[Goal] Check each line of the material. Copy those containing "点击查看".

BEGIN

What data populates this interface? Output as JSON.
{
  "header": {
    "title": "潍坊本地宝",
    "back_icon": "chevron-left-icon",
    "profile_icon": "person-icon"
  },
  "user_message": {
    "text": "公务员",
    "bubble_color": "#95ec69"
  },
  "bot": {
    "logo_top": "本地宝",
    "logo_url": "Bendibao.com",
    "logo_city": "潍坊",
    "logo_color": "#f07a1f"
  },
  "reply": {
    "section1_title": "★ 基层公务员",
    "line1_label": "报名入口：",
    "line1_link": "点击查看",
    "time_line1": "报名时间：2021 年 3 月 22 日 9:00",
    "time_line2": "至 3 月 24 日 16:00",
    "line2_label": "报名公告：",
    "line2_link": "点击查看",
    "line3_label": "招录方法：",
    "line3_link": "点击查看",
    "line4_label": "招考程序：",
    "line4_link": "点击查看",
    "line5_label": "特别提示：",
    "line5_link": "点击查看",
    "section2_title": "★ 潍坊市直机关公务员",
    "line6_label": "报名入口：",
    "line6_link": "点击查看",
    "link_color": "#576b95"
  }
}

END

[Exercise response]
    "line1_link": "点击查看",
    "line2_link": "点击查看",
    "line3_link": "点击查看",
    "line4_link": "点击查看",
    "line5_link": "点击查看",
    "line6_link": "点击查看",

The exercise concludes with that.